Written exercise: Copy every line of the listing that holds the string "name".

Entries with figure data:
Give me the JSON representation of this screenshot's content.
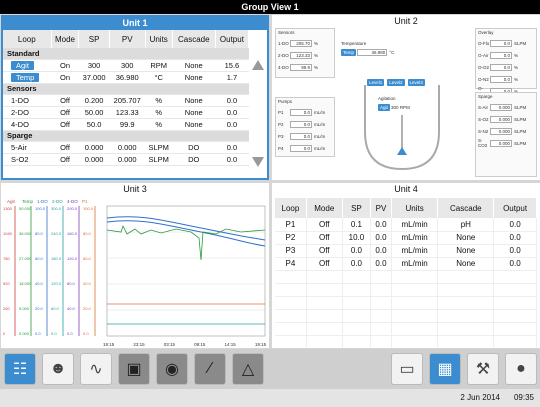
{
  "window": {
    "title": "Group View 1"
  },
  "unit1": {
    "title": "Unit 1",
    "headers": [
      "Loop",
      "Mode",
      "SP",
      "PV",
      "Units",
      "Cascade",
      "Output"
    ],
    "groups": [
      {
        "name": "Standard",
        "rows": [
          [
            "Agit",
            "On",
            "300",
            "300",
            "RPM",
            "None",
            "15.6"
          ],
          [
            "Temp",
            "On",
            "37.000",
            "36.980",
            "°C",
            "None",
            "1.7"
          ]
        ]
      },
      {
        "name": "Sensors",
        "rows": [
          [
            "1-DO",
            "Off",
            "0.200",
            "205.707",
            "%",
            "None",
            "0.0"
          ],
          [
            "2-DO",
            "Off",
            "50.00",
            "123.33",
            "%",
            "None",
            "0.0"
          ],
          [
            "4-DO",
            "Off",
            "50.0",
            "99.9",
            "%",
            "None",
            "0.0"
          ]
        ]
      },
      {
        "name": "Sparge",
        "rows": [
          [
            "5-Air",
            "Off",
            "0.000",
            "0.000",
            "SLPM",
            "DO",
            "0.0"
          ],
          [
            "S-O2",
            "Off",
            "0.000",
            "0.000",
            "SLPM",
            "DO",
            "0.0"
          ]
        ]
      }
    ]
  },
  "unit2": {
    "title": "Unit 2",
    "sensors": {
      "title": "Sensors",
      "rows": [
        [
          "1-DO",
          "205.70",
          "%"
        ],
        [
          "2-DO",
          "123.33",
          "%"
        ],
        [
          "4-DO",
          "99.9",
          "%"
        ]
      ]
    },
    "temperature": {
      "title": "Temperature",
      "btn": "Temp",
      "value": "36.980",
      "unit": "°C"
    },
    "pumps": {
      "title": "Pumps",
      "rows": [
        [
          "P1",
          "0.0",
          "mL/m"
        ],
        [
          "P2",
          "0.0",
          "mL/m"
        ],
        [
          "P3",
          "0.0",
          "mL/m"
        ],
        [
          "P4",
          "0.0",
          "mL/m"
        ]
      ]
    },
    "levels": [
      "Level1",
      "Level2",
      "Level3"
    ],
    "agitation": {
      "title": "Agitation",
      "btn": "Agit",
      "value": "300",
      "unit": "RPM"
    },
    "overlay": {
      "title": "Overlay",
      "rows": [
        [
          "O-Flo",
          "0.0",
          "SLPM"
        ],
        [
          "O-Air",
          "0.0",
          "%"
        ],
        [
          "O-O2",
          "0.0",
          "%"
        ],
        [
          "O-N2",
          "0.0",
          "%"
        ],
        [
          "O-CO2",
          "0.0",
          "%"
        ]
      ]
    },
    "sparge": {
      "title": "Sparge",
      "rows": [
        [
          "S-Air",
          "0.000",
          "SLPM"
        ],
        [
          "S-O2",
          "0.000",
          "SLPM"
        ],
        [
          "S-N2",
          "0.000",
          "SLPM"
        ],
        [
          "S-CO2",
          "0.000",
          "SLPM"
        ]
      ]
    }
  },
  "unit3": {
    "title": "Unit 3",
    "legend": [
      "Agit",
      "Temp",
      "1-DO",
      "2-DO",
      "4-DO",
      "P1"
    ],
    "legend_colors": [
      "#d04040",
      "#2a9a3a",
      "#2f6fd0",
      "#20a0a0",
      "#8040c0",
      "#e07030"
    ],
    "axes": [
      [
        "1300",
        "1040",
        "780",
        "520",
        "260",
        "0"
      ],
      [
        "50.000",
        "36.000",
        "27.000",
        "18.000",
        "9.000",
        "0.000"
      ],
      [
        "100.0",
        "80.0",
        "60.0",
        "40.0",
        "20.0",
        "0.0"
      ],
      [
        "300.0",
        "240.0",
        "180.0",
        "120.0",
        "60.0",
        "0.0"
      ],
      [
        "200.0",
        "160.0",
        "120.0",
        "80.0",
        "40.0",
        "0.0"
      ],
      [
        "100.0",
        "80.0",
        "60.0",
        "40.0",
        "20.0",
        "0.0"
      ]
    ],
    "xticks": [
      "19:15",
      "23:15",
      "03:15",
      "09:15",
      "14:15",
      "19:15"
    ]
  },
  "unit4": {
    "title": "Unit 4",
    "headers": [
      "Loop",
      "Mode",
      "SP",
      "PV",
      "Units",
      "Cascade",
      "Output"
    ],
    "rows": [
      [
        "P1",
        "Off",
        "0.1",
        "0.0",
        "mL/min",
        "pH",
        "0.0"
      ],
      [
        "P2",
        "Off",
        "10.0",
        "0.0",
        "mL/min",
        "None",
        "0.0"
      ],
      [
        "P3",
        "Off",
        "0.0",
        "0.0",
        "mL/min",
        "None",
        "0.0"
      ],
      [
        "P4",
        "Off",
        "0.0",
        "0.0",
        "mL/min",
        "None",
        "0.0"
      ]
    ]
  },
  "toolbar": {
    "items": [
      "clipboard-icon",
      "beaker-icon",
      "trend-icon",
      "network-icon",
      "pump-icon",
      "gauge-icon",
      "bell-icon",
      "single-view-icon",
      "group-view-icon",
      "wrench-icon",
      "user-icon"
    ]
  },
  "status": {
    "date": "2 Jun 2014",
    "time": "09:35"
  },
  "colors": {
    "accent": "#3b8dd0"
  }
}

Result:
        "name": "Standard",
        "name": "Sensors",
        "name": "Sparge",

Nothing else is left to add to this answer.